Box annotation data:

* start *

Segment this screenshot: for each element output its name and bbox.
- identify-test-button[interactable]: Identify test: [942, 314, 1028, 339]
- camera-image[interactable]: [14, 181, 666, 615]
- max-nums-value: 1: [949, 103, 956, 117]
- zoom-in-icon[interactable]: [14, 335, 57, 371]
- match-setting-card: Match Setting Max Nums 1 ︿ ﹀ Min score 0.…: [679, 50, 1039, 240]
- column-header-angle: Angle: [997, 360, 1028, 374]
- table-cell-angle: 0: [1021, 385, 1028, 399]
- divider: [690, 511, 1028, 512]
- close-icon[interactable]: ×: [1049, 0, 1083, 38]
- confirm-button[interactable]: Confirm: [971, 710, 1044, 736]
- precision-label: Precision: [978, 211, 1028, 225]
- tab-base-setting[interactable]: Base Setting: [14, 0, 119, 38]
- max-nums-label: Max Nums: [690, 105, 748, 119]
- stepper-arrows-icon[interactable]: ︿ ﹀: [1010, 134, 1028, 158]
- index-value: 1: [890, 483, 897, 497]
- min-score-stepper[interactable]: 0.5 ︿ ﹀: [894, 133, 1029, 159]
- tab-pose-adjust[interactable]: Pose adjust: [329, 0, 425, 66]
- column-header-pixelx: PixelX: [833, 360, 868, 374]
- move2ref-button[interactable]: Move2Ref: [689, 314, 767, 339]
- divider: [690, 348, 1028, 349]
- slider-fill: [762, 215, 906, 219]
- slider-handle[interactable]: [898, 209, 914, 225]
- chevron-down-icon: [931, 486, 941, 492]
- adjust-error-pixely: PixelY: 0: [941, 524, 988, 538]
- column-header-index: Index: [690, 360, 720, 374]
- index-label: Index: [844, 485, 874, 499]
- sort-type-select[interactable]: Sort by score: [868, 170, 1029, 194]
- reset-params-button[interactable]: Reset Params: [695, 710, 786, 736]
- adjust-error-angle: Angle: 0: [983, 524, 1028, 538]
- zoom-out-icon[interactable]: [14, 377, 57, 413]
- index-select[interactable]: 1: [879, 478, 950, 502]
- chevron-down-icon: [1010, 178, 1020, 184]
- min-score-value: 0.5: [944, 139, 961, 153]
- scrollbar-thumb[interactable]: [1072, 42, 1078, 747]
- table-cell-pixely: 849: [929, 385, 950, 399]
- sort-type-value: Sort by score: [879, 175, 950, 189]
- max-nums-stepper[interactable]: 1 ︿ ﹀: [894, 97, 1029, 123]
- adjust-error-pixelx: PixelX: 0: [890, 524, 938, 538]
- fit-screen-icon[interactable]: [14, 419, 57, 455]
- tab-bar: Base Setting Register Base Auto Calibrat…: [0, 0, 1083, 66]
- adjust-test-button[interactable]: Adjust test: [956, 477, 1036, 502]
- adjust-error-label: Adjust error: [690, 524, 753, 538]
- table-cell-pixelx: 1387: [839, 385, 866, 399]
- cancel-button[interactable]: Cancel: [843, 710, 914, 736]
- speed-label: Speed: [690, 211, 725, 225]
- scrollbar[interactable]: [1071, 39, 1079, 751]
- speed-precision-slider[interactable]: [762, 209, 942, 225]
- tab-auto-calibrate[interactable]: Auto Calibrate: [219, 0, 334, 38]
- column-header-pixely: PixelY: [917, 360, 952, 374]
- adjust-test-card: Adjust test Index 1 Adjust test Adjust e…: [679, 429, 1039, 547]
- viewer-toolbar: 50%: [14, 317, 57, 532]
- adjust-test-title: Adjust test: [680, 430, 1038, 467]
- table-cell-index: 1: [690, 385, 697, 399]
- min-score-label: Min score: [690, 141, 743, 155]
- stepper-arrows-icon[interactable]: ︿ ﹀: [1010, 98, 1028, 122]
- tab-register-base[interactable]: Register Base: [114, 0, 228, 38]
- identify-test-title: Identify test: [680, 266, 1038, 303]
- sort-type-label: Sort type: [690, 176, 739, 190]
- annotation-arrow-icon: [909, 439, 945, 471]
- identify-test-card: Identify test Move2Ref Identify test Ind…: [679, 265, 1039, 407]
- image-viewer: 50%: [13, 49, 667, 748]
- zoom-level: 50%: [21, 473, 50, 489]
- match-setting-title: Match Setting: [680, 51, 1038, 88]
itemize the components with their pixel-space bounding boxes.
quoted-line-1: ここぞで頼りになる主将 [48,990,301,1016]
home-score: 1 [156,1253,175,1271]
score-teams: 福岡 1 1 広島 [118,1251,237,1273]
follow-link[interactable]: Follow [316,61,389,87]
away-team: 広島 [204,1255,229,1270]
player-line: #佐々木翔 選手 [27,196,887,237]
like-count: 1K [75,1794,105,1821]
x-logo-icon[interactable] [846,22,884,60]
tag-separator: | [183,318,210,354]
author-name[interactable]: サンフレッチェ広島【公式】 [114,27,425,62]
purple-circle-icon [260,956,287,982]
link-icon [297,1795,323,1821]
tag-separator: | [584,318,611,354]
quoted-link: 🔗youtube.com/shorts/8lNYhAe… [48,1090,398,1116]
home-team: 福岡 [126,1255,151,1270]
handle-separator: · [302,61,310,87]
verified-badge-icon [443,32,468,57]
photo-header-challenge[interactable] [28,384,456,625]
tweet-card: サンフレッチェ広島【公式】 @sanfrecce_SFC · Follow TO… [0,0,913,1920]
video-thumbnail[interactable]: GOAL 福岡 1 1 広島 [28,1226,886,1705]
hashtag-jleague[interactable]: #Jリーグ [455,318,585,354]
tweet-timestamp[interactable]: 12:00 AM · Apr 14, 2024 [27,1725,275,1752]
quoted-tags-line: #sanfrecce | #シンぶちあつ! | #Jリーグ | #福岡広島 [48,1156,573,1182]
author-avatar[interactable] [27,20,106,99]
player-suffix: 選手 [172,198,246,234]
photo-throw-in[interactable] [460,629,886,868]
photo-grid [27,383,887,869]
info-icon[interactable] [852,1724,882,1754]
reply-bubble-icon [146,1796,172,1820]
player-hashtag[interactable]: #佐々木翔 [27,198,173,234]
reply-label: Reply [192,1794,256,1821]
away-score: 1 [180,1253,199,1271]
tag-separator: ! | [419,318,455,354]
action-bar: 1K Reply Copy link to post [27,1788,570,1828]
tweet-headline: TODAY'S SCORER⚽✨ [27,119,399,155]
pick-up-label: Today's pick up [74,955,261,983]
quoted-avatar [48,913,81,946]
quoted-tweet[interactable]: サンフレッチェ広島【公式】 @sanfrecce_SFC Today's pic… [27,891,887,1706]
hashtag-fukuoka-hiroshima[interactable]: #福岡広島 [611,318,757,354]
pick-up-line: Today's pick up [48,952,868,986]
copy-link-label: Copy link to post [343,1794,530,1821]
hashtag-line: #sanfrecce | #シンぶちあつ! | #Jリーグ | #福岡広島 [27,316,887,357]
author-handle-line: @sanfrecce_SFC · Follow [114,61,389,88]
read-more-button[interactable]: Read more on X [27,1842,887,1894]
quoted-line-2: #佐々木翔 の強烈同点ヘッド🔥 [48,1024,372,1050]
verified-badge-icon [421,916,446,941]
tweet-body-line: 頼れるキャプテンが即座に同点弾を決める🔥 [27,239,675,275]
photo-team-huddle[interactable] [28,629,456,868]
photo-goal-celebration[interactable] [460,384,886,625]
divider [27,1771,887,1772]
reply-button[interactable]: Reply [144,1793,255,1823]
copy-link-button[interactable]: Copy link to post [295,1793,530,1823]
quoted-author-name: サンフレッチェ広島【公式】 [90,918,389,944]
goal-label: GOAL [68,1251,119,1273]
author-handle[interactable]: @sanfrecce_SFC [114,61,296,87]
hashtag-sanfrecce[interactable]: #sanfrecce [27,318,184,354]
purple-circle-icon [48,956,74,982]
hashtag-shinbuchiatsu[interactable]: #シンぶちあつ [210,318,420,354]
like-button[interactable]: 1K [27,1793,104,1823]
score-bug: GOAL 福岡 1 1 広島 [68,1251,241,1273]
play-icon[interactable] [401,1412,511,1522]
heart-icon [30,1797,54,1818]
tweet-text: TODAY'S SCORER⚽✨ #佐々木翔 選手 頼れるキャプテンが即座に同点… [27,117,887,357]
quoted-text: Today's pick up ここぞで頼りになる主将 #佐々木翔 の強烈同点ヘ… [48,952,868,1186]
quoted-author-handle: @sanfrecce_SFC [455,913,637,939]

* end *

Task to carry out: Write out everything from the start of the records down to the line containing "- max-nums-label: Max", swapping "divider" for "separator" and keeping all else the same.

Result of this exercise:
Segment this screenshot: for each element output its name and bbox.
- identify-test-button[interactable]: Identify test: [942, 314, 1028, 339]
- camera-image[interactable]: [14, 181, 666, 615]
- max-nums-value: 1: [949, 103, 956, 117]
- zoom-in-icon[interactable]: [14, 335, 57, 371]
- match-setting-card: Match Setting Max Nums 1 ︿ ﹀ Min score 0.…: [679, 50, 1039, 240]
- column-header-angle: Angle: [997, 360, 1028, 374]
- table-cell-angle: 0: [1021, 385, 1028, 399]
- separator: [690, 511, 1028, 512]
- close-icon[interactable]: ×: [1049, 0, 1083, 38]
- confirm-button[interactable]: Confirm: [971, 710, 1044, 736]
- precision-label: Precision: [978, 211, 1028, 225]
- tab-base-setting[interactable]: Base Setting: [14, 0, 119, 38]
- max-nums-label: Max Nums: [690, 105, 748, 119]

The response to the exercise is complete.